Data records
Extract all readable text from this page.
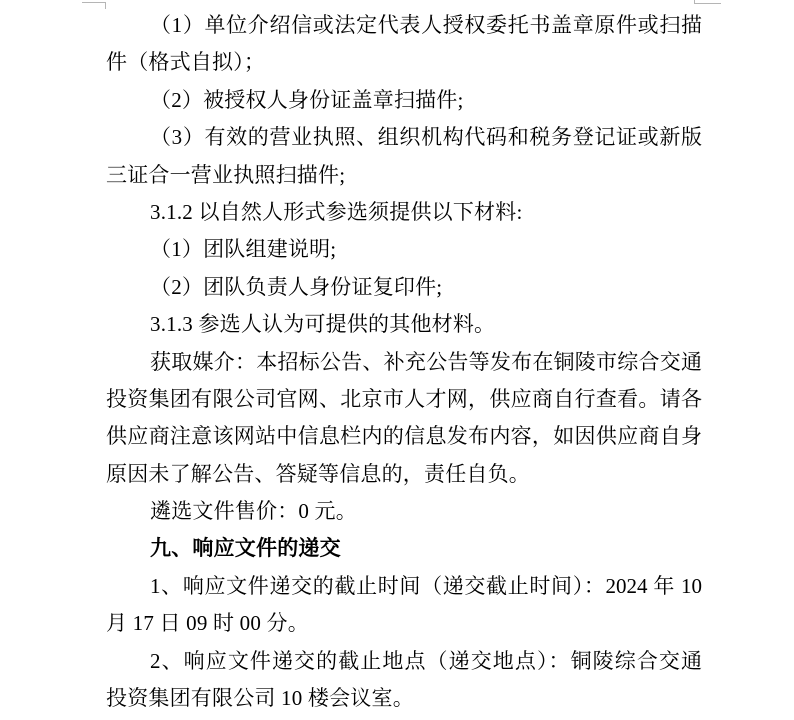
（1）单位介绍信或法定代表人授权委托书盖章原件或扫描
件（格式自拟）；
（2）被授权人身份证盖章扫描件;
（3）有效的营业执照、组织机构代码和税务登记证或新版
三证合一营业执照扫描件;
3.1.2 以自然人形式参选须提供以下材料:
（1）团队组建说明;
（2）团队负责人身份证复印件;
3.1.3 参选人认为可提供的其他材料。
获取媒介：本招标公告、补充公告等发布在铜陵市综合交通
投资集团有限公司官网、北京市人才网，供应商自行查看。请各
供应商注意该网站中信息栏内的信息发布内容，如因供应商自身
原因未了解公告、答疑等信息的，责任自负。
遴选文件售价：0 元。
九、响应文件的递交
1、响应文件递交的截止时间（递交截止时间）：2024 年 10
月 17 日 09 时 00 分。
2、响应文件递交的截止地点（递交地点）：铜陵综合交通
投资集团有限公司 10 楼会议室。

Task
Copy each line in full and exactly, omitting any picture.

Answer for the task
Extract all readable text from this page.
（1）单位介绍信或法定代表人授权委托书盖章原件或扫描
件（格式自拟）；
（2）被授权人身份证盖章扫描件;
（3）有效的营业执照、组织机构代码和税务登记证或新版
三证合一营业执照扫描件;
3.1.2 以自然人形式参选须提供以下材料:
（1）团队组建说明;
（2）团队负责人身份证复印件;
3.1.3 参选人认为可提供的其他材料。
获取媒介：本招标公告、补充公告等发布在铜陵市综合交通
投资集团有限公司官网、北京市人才网，供应商自行查看。请各
供应商注意该网站中信息栏内的信息发布内容，如因供应商自身
原因未了解公告、答疑等信息的，责任自负。
遴选文件售价：0 元。
九、响应文件的递交
1、响应文件递交的截止时间（递交截止时间）：2024 年 10
月 17 日 09 时 00 分。
2、响应文件递交的截止地点（递交地点）：铜陵综合交通
投资集团有限公司 10 楼会议室。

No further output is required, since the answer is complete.